◆ **Request**: Can you copy the lines below word for word, leaving out the pictures?

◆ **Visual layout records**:
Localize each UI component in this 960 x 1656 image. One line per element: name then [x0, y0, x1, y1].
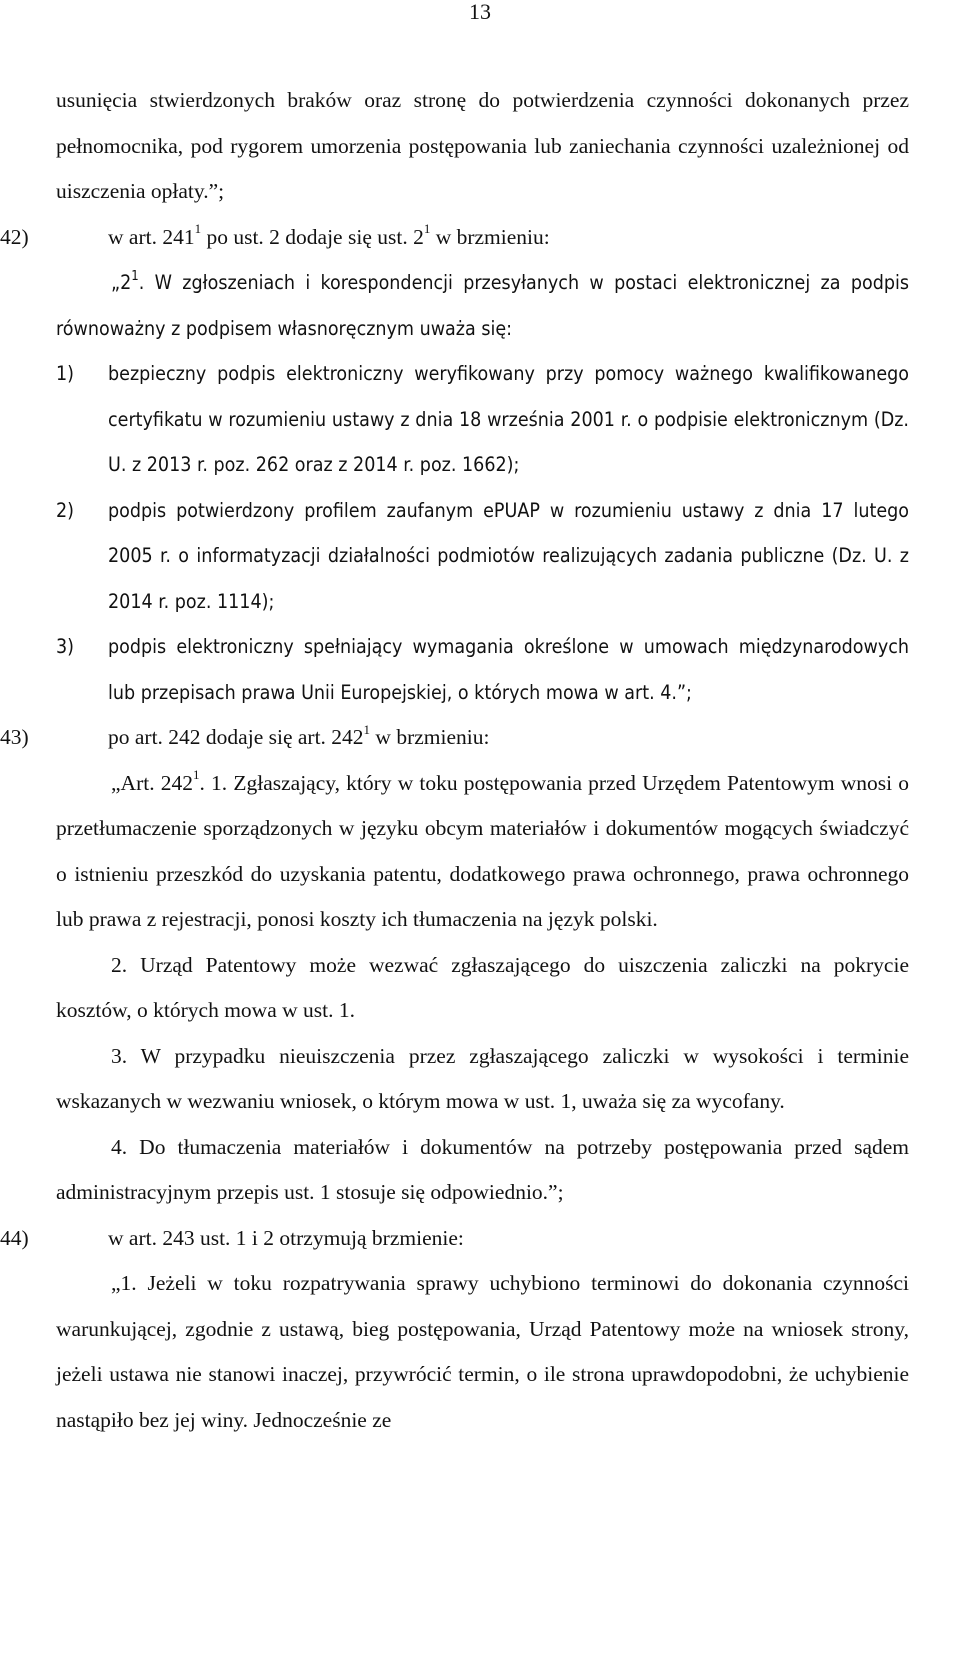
article-243-ust-1: „1. Jeżeli w toku rozpatrywania sprawy uchybiono terminowi do dokonania czynności warunkującej, zgodnie z ustawą, bieg postępowania, Urząd Patentowy może na wniosek strony, jeżeli ustawa nie stanowi inaczej, przywrócić termin, o ile strona uprawdopodobni, że uchybienie nastąpiło bez jej winy. Jednocześnie ze	[56, 1271, 909, 1432]
item-number: 42)	[0, 224, 29, 249]
list-item-44: 44) w art. 243 ust. 1 i 2 otrzymują brzmienie:	[0, 1216, 909, 1262]
article-242-1-ust-4: 4. Do tłumaczenia materiałów i dokumentów na potrzeby postępowania przed sądem administracyjnym przepis ust. 1 stosuje się odpowiednio.”;	[56, 1134, 909, 1204]
item-number: 44)	[0, 1225, 29, 1250]
paragraph-continuation: usunięcia stwierdzonych braków oraz stronę do potwierdzenia czynności dokonanych przez pełnomocnika, pod rygorem umorzenia postępowania lub zaniechania czynności uzależnionej od uiszczenia opłaty.”;	[56, 88, 909, 203]
item-number: 43)	[0, 725, 29, 749]
page-number: 13	[469, 0, 491, 24]
article-242-1-ust-2: 2. Urząd Patentowy może wezwać zgłaszającego do uiszczenia zaliczki na pokrycie kosztów, o których mowa w ust. 1.	[56, 952, 909, 1022]
list-item-43: 43) po art. 242 dodaje się art. $242^1$ w brzmieniu:	[0, 715, 909, 761]
subitem-number: 2)	[56, 498, 75, 522]
list-item-42: 42) w art. $241^1$ po ust. 2 dodaje się ust. $2^1$ w brzmieniu:	[0, 215, 909, 261]
article-242-1-ust-1: „Art. $242^1$. 1. Zgłaszający, który w toku postępowania przed Urzędem Patentowym wnosi o przetłumaczenie sporządzonych w języku obcym materiałów i dokumentów mogących świadczyć o istnieniu przeszkód do uzyskania patentu, dodatkowego prawa ochronnego, prawa ochronnego lub prawa z rejestracji, ponosi koszty ich tłumaczenia na język polski.	[56, 767, 909, 931]
subitem-number: 1)	[56, 362, 75, 385]
subitem-3: 3) podpis elektroniczny spełniający wymagania określone w umowach międzynarodowych lub przepisach prawa Unii Europejskiej, o których mowa w art. 4.”;	[56, 624, 909, 715]
article-242-1-ust-3: 3. W przypadku nieuiszczenia przez zgłaszającego zaliczki w wysokości i terminie wskazanych w wezwaniu wniosek, o którym mowa w ust. 1, uważa się za wycofany.	[56, 1043, 909, 1113]
subitem-number: 3)	[56, 635, 75, 658]
article-2-1-intro: $„2^1$. W zgłoszeniach i korespondencji przesyłanych w postaci elektronicznej za podpis równoważny z podpisem własnoręcznym uważa się:	[56, 268, 909, 340]
subitem-2: 2) podpis potwierdzony profilem zaufanym ePUAP w rozumieniu ustawy z dnia 17 lutego 2005 r. o informatyzacji działalności podmiotów realizujących zadania publiczne (Dz. U. z 2014 r. poz. 1114);	[56, 488, 909, 625]
subitem-1: 1) bezpieczny podpis elektroniczny weryfikowany przy pomocy ważnego kwalifikowanego certyfikatu w rozumieniu ustawy z dnia 18 września 2001 r. o podpisie elektronicznym (Dz. U. z 2013 r. poz. 262 oraz z 2014 r. poz. 1662);	[56, 351, 909, 488]
document-body	[0, 78, 909, 1443]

◆ **Task response**:
Localize each UI component in this 960 x 1656 image. One line per element: name then [x0, y0, x1, y1].
article-243-ust-1: „1. Jeżeli w toku rozpatrywania sprawy uchybiono terminowi do dokonania czynności warunkującej, zgodnie z ustawą, bieg postępowania, Urząd Patentowy może na wniosek strony, jeżeli ustawa nie stanowi inaczej, przywrócić termin, o ile strona uprawdopodobni, że uchybienie nastąpiło bez jej winy. Jednocześnie ze	[56, 1271, 909, 1432]
item-number: 42)	[0, 224, 29, 249]
list-item-44: 44) w art. 243 ust. 1 i 2 otrzymują brzmienie:	[0, 1216, 909, 1262]
article-242-1-ust-4: 4. Do tłumaczenia materiałów i dokumentów na potrzeby postępowania przed sądem administracyjnym przepis ust. 1 stosuje się odpowiednio.”;	[56, 1134, 909, 1204]
item-number: 44)	[0, 1225, 29, 1250]
paragraph-continuation: usunięcia stwierdzonych braków oraz stronę do potwierdzenia czynności dokonanych przez pełnomocnika, pod rygorem umorzenia postępowania lub zaniechania czynności uzależnionej od uiszczenia opłaty.”;	[56, 88, 909, 203]
item-number: 43)	[0, 725, 29, 749]
page-number: 13	[469, 0, 491, 24]
article-242-1-ust-2: 2. Urząd Patentowy może wezwać zgłaszającego do uiszczenia zaliczki na pokrycie kosztów, o których mowa w ust. 1.	[56, 952, 909, 1022]
list-item-43: 43) po art. 242 dodaje się art. $242^1$ w brzmieniu:	[0, 715, 909, 761]
subitem-number: 2)	[56, 498, 75, 522]
list-item-42: 42) w art. $241^1$ po ust. 2 dodaje się ust. $2^1$ w brzmieniu:	[0, 215, 909, 261]
article-242-1-ust-1: „Art. $242^1$. 1. Zgłaszający, który w toku postępowania przed Urzędem Patentowym wnosi o przetłumaczenie sporządzonych w języku obcym materiałów i dokumentów mogących świadczyć o istnieniu przeszkód do uzyskania patentu, dodatkowego prawa ochronnego, prawa ochronnego lub prawa z rejestracji, ponosi koszty ich tłumaczenia na język polski.	[56, 767, 909, 931]
subitem-number: 1)	[56, 362, 75, 385]
subitem-3: 3) podpis elektroniczny spełniający wymagania określone w umowach międzynarodowych lub przepisach prawa Unii Europejskiej, o których mowa w art. 4.”;	[56, 624, 909, 715]
article-242-1-ust-3: 3. W przypadku nieuiszczenia przez zgłaszającego zaliczki w wysokości i terminie wskazanych w wezwaniu wniosek, o którym mowa w ust. 1, uważa się za wycofany.	[56, 1043, 909, 1113]
subitem-number: 3)	[56, 635, 75, 658]
article-2-1-intro: $„2^1$. W zgłoszeniach i korespondencji przesyłanych w postaci elektronicznej za podpis równoważny z podpisem własnoręcznym uważa się:	[56, 268, 909, 340]
subitem-2: 2) podpis potwierdzony profilem zaufanym ePUAP w rozumieniu ustawy z dnia 17 lutego 2005 r. o informatyzacji działalności podmiotów realizujących zadania publiczne (Dz. U. z 2014 r. poz. 1114);	[56, 488, 909, 625]
subitem-1: 1) bezpieczny podpis elektroniczny weryfikowany przy pomocy ważnego kwalifikowanego certyfikatu w rozumieniu ustawy z dnia 18 września 2001 r. o podpisie elektronicznym (Dz. U. z 2013 r. poz. 262 oraz z 2014 r. poz. 1662);	[56, 351, 909, 488]
document-body	[0, 78, 909, 1443]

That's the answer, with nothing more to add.